**Task details:** Extract the records in full, leaving every picture out.

## begin

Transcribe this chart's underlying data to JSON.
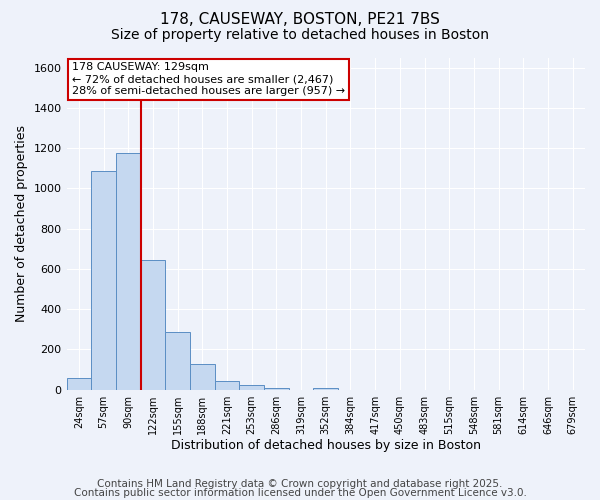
{
  "title1": "178, CAUSEWAY, BOSTON, PE21 7BS",
  "title2": "Size of property relative to detached houses in Boston",
  "xlabel": "Distribution of detached houses by size in Boston",
  "ylabel": "Number of detached properties",
  "categories": [
    "24sqm",
    "57sqm",
    "90sqm",
    "122sqm",
    "155sqm",
    "188sqm",
    "221sqm",
    "253sqm",
    "286sqm",
    "319sqm",
    "352sqm",
    "384sqm",
    "417sqm",
    "450sqm",
    "483sqm",
    "515sqm",
    "548sqm",
    "581sqm",
    "614sqm",
    "646sqm",
    "679sqm"
  ],
  "values": [
    60,
    1085,
    1175,
    645,
    285,
    130,
    42,
    22,
    10,
    0,
    10,
    0,
    0,
    0,
    0,
    0,
    0,
    0,
    0,
    0,
    0
  ],
  "bar_color": "#c5d8f0",
  "bar_edge_color": "#5b8ec4",
  "vline_color": "#cc0000",
  "vline_pos": 2.5,
  "annotation_title": "178 CAUSEWAY: 129sqm",
  "annotation_line1": "← 72% of detached houses are smaller (2,467)",
  "annotation_line2": "28% of semi-detached houses are larger (957) →",
  "annotation_box_color": "#cc0000",
  "ylim": [
    0,
    1650
  ],
  "yticks": [
    0,
    200,
    400,
    600,
    800,
    1000,
    1200,
    1400,
    1600
  ],
  "footer1": "Contains HM Land Registry data © Crown copyright and database right 2025.",
  "footer2": "Contains public sector information licensed under the Open Government Licence v3.0.",
  "bg_color": "#eef2fa",
  "plot_bg_color": "#eef2fa",
  "grid_color": "#ffffff",
  "title_fontsize": 11,
  "subtitle_fontsize": 10,
  "annotation_fontsize": 8,
  "footer_fontsize": 7.5,
  "tick_labelsize": 8,
  "xlabel_fontsize": 9,
  "ylabel_fontsize": 9
}
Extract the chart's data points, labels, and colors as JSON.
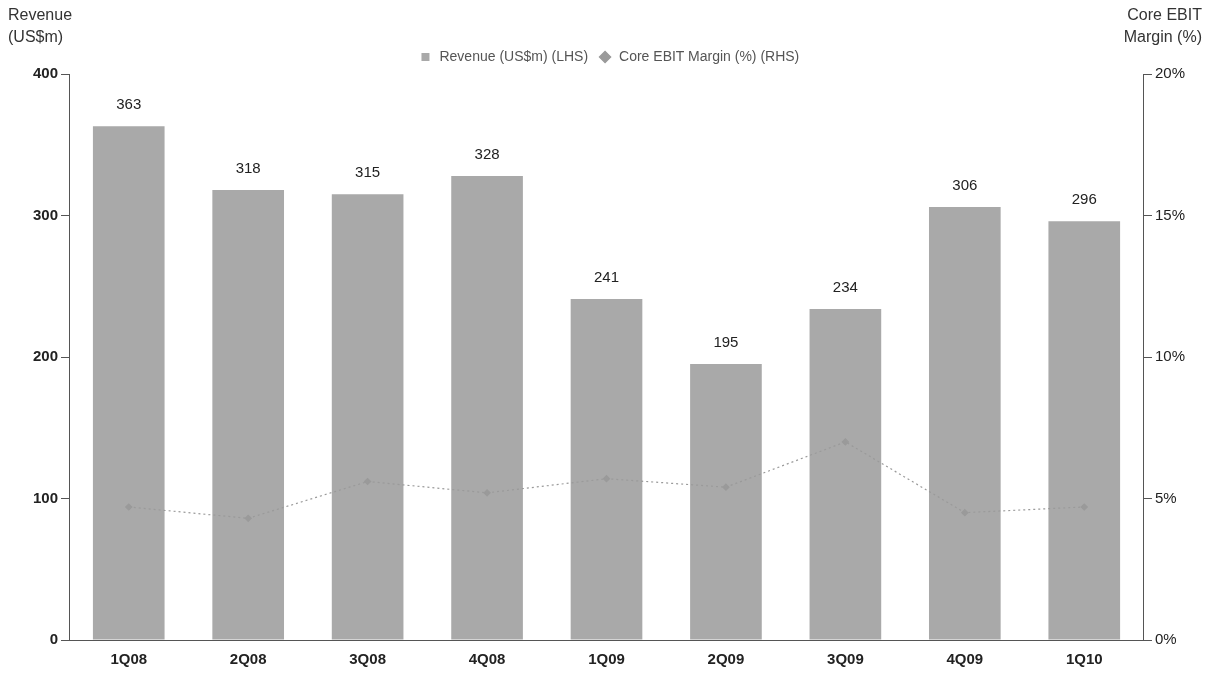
{
  "chart_data": {
    "type": "bar",
    "ylabel": "Revenue (US$m)",
    "y2label": "Core EBIT Margin (%)",
    "categories": [
      "1Q08",
      "2Q08",
      "3Q08",
      "4Q08",
      "1Q09",
      "2Q09",
      "3Q09",
      "4Q09",
      "1Q10"
    ],
    "series": [
      {
        "name": "Revenue (US$m) (LHS)",
        "color": "#a9a9a9",
        "values": [
          363,
          318,
          315,
          328,
          241,
          195,
          234,
          306,
          296
        ],
        "data_labels": true
      },
      {
        "name": "Core EBIT Margin (%) (RHS)",
        "type": "line",
        "axis": "y2",
        "color": "#9a9a9a",
        "values": [
          4.7,
          4.3,
          5.6,
          5.2,
          5.7,
          5.4,
          7.0,
          4.5,
          4.7
        ],
        "marker": "diamond",
        "line_style": "dotted"
      }
    ],
    "ylim": [
      0,
      400
    ],
    "yticks": [
      0,
      100,
      200,
      300,
      400
    ],
    "y2lim": [
      0,
      20
    ],
    "y2ticks": [
      {
        "value": 0,
        "label": "0%"
      },
      {
        "value": 5,
        "label": "5%"
      },
      {
        "value": 10,
        "label": "10%"
      },
      {
        "value": 15,
        "label": "15%"
      },
      {
        "value": 20,
        "label": "20%"
      }
    ],
    "grid": false,
    "legend": "top"
  }
}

## end

**Written response:**
Transcribe this chart's underlying data to JSON.
{
  "title1": "178, CAUSEWAY, BOSTON, PE21 7BS",
  "title2": "Size of property relative to detached houses in Boston",
  "xlabel": "Distribution of detached houses by size in Boston",
  "ylabel": "Number of detached properties",
  "categories": [
    "24sqm",
    "57sqm",
    "90sqm",
    "122sqm",
    "155sqm",
    "188sqm",
    "221sqm",
    "253sqm",
    "286sqm",
    "319sqm",
    "352sqm",
    "384sqm",
    "417sqm",
    "450sqm",
    "483sqm",
    "515sqm",
    "548sqm",
    "581sqm",
    "614sqm",
    "646sqm",
    "679sqm"
  ],
  "values": [
    60,
    1085,
    1175,
    645,
    285,
    130,
    42,
    22,
    10,
    0,
    10,
    0,
    0,
    0,
    0,
    0,
    0,
    0,
    0,
    0,
    0
  ],
  "bar_color": "#c5d8f0",
  "bar_edge_color": "#5b8ec4",
  "vline_color": "#cc0000",
  "vline_pos": 2.5,
  "annotation_title": "178 CAUSEWAY: 129sqm",
  "annotation_line1": "← 72% of detached houses are smaller (2,467)",
  "annotation_line2": "28% of semi-detached houses are larger (957) →",
  "annotation_box_color": "#cc0000",
  "ylim": [
    0,
    1650
  ],
  "yticks": [
    0,
    200,
    400,
    600,
    800,
    1000,
    1200,
    1400,
    1600
  ],
  "footer1": "Contains HM Land Registry data © Crown copyright and database right 2025.",
  "footer2": "Contains public sector information licensed under the Open Government Licence v3.0.",
  "bg_color": "#eef2fa",
  "plot_bg_color": "#eef2fa",
  "grid_color": "#ffffff",
  "title_fontsize": 11,
  "subtitle_fontsize": 10,
  "annotation_fontsize": 8,
  "footer_fontsize": 7.5,
  "tick_labelsize": 8,
  "xlabel_fontsize": 9,
  "ylabel_fontsize": 9
}
Extract the chart's data points, labels, and colors as JSON.
{
  "chart_data": {
    "type": "bar",
    "ylabel": "Revenue (US$m)",
    "y2label": "Core EBIT Margin (%)",
    "categories": [
      "1Q08",
      "2Q08",
      "3Q08",
      "4Q08",
      "1Q09",
      "2Q09",
      "3Q09",
      "4Q09",
      "1Q10"
    ],
    "series": [
      {
        "name": "Revenue (US$m) (LHS)",
        "color": "#a9a9a9",
        "values": [
          363,
          318,
          315,
          328,
          241,
          195,
          234,
          306,
          296
        ],
        "data_labels": true
      },
      {
        "name": "Core EBIT Margin (%) (RHS)",
        "type": "line",
        "axis": "y2",
        "color": "#9a9a9a",
        "values": [
          4.7,
          4.3,
          5.6,
          5.2,
          5.7,
          5.4,
          7.0,
          4.5,
          4.7
        ],
        "marker": "diamond",
        "line_style": "dotted"
      }
    ],
    "ylim": [
      0,
      400
    ],
    "yticks": [
      0,
      100,
      200,
      300,
      400
    ],
    "y2lim": [
      0,
      20
    ],
    "y2ticks": [
      {
        "value": 0,
        "label": "0%"
      },
      {
        "value": 5,
        "label": "5%"
      },
      {
        "value": 10,
        "label": "10%"
      },
      {
        "value": 15,
        "label": "15%"
      },
      {
        "value": 20,
        "label": "20%"
      }
    ],
    "grid": false,
    "legend": "top"
  }
}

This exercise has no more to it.